_Goal of the exercise:_
Output only the count of lines that contain "image".

_Given data:_
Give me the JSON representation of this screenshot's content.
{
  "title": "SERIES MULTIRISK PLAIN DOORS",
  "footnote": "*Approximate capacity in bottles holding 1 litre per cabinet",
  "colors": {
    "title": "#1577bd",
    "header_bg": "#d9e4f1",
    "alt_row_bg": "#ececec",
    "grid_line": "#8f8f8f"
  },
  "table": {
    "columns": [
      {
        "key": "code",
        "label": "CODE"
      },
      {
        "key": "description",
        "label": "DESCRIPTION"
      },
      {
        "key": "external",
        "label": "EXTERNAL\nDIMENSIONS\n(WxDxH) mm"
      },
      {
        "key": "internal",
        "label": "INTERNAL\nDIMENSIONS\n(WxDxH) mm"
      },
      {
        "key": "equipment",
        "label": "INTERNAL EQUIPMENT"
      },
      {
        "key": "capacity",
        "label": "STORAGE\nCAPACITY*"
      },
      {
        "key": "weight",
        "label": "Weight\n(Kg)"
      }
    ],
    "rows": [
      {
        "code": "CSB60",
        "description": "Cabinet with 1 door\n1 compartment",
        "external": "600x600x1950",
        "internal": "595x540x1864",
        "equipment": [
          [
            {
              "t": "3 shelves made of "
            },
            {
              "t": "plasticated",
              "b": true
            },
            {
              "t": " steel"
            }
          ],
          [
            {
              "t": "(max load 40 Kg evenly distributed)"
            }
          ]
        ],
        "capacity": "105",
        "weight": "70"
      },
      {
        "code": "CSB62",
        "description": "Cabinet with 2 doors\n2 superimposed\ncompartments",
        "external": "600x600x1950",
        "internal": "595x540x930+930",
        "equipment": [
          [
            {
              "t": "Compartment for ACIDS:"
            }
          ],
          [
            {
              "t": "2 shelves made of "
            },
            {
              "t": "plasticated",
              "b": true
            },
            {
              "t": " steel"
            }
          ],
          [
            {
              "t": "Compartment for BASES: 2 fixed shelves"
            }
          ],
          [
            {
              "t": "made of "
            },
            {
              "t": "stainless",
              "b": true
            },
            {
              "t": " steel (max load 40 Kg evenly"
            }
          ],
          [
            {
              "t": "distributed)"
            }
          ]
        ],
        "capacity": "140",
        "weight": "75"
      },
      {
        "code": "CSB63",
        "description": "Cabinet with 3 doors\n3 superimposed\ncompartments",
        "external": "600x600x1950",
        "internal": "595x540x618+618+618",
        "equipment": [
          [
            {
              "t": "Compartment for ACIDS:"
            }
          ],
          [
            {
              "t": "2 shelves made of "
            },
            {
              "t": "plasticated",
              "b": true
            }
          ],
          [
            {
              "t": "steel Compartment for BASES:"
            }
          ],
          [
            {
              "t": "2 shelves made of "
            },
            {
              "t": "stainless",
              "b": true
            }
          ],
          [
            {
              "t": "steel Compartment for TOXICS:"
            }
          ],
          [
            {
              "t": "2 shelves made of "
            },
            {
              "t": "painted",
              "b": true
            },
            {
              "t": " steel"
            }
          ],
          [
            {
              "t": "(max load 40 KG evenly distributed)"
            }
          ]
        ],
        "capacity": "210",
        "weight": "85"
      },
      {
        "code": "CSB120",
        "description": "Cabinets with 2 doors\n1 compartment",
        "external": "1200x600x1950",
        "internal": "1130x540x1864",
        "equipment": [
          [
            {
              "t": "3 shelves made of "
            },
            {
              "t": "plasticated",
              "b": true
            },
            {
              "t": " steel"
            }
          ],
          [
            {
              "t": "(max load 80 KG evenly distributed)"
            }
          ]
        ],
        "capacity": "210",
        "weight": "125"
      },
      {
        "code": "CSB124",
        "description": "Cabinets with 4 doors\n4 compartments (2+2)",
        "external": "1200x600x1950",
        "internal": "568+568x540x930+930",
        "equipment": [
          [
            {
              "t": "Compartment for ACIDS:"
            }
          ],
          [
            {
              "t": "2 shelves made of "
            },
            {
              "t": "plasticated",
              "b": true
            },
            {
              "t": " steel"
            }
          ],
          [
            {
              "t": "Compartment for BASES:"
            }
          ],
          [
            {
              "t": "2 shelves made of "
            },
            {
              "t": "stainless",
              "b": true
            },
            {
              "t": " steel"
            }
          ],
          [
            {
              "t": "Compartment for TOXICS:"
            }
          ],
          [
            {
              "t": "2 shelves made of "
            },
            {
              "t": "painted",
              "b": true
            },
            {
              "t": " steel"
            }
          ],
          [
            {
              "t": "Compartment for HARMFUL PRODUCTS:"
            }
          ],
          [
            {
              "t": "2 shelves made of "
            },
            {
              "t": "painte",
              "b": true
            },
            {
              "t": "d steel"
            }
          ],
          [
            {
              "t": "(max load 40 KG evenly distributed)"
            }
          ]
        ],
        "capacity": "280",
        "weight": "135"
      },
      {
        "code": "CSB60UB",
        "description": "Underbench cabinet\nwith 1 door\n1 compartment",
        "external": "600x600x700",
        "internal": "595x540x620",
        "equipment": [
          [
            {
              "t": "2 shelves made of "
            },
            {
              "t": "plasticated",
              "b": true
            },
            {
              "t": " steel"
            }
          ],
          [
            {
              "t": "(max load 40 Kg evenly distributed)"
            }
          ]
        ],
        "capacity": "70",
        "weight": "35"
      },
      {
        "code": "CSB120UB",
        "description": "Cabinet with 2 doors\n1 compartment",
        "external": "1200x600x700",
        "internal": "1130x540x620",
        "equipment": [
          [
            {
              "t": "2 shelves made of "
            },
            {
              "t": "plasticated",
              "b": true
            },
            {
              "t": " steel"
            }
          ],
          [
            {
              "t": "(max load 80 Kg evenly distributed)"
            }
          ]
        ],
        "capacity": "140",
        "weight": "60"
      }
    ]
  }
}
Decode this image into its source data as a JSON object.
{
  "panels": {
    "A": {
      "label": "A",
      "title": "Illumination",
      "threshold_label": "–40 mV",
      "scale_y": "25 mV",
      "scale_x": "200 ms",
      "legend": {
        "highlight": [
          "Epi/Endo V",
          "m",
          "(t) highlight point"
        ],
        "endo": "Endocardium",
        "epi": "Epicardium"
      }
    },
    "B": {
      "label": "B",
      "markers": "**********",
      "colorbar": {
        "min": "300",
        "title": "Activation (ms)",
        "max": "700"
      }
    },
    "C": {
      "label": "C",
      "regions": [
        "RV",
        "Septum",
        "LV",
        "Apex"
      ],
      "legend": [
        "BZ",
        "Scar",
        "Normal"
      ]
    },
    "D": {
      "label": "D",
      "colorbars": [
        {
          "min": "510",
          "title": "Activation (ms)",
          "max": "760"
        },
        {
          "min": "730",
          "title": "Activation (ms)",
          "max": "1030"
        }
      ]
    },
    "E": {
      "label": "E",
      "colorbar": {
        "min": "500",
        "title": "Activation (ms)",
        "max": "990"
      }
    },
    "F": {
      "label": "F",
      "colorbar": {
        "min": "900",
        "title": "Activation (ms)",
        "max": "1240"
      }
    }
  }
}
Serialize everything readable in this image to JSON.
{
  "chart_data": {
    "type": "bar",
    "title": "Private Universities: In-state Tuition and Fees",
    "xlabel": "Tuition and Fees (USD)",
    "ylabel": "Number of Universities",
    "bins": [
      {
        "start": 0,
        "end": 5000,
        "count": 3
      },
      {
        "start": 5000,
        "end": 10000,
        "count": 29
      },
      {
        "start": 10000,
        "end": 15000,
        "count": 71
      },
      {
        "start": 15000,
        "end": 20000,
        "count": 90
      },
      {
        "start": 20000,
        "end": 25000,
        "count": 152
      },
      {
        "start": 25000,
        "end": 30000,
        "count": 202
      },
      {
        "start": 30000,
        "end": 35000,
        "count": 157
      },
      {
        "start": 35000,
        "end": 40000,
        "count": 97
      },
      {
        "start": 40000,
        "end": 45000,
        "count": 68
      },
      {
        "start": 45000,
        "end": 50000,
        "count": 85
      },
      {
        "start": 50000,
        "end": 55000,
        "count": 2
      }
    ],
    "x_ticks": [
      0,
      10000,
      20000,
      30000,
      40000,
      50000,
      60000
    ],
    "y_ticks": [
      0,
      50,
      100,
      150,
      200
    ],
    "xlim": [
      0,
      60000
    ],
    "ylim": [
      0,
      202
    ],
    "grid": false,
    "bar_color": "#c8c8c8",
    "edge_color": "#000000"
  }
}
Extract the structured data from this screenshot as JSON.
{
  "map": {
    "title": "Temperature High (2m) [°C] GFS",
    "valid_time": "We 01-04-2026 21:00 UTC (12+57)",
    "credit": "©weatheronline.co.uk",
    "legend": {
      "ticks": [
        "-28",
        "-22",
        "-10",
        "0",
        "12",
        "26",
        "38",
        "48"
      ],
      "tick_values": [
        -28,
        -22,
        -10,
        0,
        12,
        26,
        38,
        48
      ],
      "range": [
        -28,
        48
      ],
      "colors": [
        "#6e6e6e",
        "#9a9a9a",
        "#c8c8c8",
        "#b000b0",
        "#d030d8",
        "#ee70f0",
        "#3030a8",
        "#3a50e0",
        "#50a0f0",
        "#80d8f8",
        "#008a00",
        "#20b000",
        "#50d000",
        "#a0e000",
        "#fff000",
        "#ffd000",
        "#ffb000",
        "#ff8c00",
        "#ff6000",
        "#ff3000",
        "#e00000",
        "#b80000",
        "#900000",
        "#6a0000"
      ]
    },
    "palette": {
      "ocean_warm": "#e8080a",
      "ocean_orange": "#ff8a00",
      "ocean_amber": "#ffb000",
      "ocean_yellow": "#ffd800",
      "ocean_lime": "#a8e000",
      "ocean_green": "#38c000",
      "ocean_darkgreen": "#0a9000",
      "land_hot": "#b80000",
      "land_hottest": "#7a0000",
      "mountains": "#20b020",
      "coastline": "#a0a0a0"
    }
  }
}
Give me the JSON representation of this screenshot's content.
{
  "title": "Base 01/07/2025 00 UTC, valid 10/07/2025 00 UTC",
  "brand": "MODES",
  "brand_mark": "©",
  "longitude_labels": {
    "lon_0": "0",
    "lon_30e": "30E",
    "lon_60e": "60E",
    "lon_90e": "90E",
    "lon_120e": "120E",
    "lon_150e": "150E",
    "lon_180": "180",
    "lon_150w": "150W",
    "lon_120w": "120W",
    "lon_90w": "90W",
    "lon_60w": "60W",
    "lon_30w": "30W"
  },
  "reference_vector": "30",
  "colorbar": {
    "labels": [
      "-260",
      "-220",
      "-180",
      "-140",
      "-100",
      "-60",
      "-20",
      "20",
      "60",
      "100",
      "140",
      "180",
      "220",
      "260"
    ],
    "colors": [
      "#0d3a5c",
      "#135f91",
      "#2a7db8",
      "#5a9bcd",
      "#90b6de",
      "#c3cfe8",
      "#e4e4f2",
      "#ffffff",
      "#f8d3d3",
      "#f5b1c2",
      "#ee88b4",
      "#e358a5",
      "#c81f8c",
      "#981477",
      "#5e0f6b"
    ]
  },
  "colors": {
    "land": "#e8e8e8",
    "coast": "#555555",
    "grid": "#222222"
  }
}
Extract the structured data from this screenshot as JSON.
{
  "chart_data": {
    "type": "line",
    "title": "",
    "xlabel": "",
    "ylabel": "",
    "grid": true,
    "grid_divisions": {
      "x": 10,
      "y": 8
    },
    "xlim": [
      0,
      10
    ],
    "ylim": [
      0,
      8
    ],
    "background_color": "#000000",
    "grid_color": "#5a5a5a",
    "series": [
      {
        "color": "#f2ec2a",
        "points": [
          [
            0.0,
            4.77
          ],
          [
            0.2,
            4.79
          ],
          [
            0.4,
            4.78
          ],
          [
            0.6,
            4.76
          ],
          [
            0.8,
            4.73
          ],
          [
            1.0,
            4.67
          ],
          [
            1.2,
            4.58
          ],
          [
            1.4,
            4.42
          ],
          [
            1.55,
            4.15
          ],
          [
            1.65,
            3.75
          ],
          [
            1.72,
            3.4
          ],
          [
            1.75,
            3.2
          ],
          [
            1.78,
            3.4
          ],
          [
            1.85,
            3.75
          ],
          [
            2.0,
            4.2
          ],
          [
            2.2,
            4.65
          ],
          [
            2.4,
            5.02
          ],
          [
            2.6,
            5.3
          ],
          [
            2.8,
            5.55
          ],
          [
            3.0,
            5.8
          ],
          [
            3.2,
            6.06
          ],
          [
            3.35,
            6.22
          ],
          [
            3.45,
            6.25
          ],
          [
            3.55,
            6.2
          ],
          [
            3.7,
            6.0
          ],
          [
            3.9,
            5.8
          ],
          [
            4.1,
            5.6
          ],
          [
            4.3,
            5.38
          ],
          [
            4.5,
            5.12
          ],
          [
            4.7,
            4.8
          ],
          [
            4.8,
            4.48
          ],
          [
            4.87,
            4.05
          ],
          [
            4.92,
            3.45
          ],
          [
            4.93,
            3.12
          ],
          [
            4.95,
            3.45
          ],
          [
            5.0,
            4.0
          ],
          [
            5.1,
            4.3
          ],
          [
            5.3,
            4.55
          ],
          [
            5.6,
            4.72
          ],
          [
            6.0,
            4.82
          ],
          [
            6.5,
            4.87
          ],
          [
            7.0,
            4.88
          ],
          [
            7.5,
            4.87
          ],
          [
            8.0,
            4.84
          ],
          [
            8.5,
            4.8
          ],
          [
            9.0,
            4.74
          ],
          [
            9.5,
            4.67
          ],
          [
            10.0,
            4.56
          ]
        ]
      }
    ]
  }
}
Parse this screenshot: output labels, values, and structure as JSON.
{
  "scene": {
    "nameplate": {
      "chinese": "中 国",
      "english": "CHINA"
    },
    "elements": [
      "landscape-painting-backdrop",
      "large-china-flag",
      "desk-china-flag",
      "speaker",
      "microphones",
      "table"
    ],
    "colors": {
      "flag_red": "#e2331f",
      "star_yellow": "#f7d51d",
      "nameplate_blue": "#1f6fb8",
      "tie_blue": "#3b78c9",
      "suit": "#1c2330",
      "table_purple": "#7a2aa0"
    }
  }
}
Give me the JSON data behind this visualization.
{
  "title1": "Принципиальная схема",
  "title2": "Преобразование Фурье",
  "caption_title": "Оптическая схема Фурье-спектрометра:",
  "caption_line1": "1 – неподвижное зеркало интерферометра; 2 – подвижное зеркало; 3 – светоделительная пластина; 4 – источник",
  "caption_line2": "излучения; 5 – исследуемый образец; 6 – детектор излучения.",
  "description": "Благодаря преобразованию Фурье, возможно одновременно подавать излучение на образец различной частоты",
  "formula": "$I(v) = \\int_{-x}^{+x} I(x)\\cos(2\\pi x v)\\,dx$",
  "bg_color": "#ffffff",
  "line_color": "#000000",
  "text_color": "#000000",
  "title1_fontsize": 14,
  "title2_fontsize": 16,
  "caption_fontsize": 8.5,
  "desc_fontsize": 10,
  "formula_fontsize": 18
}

_The reply:_
2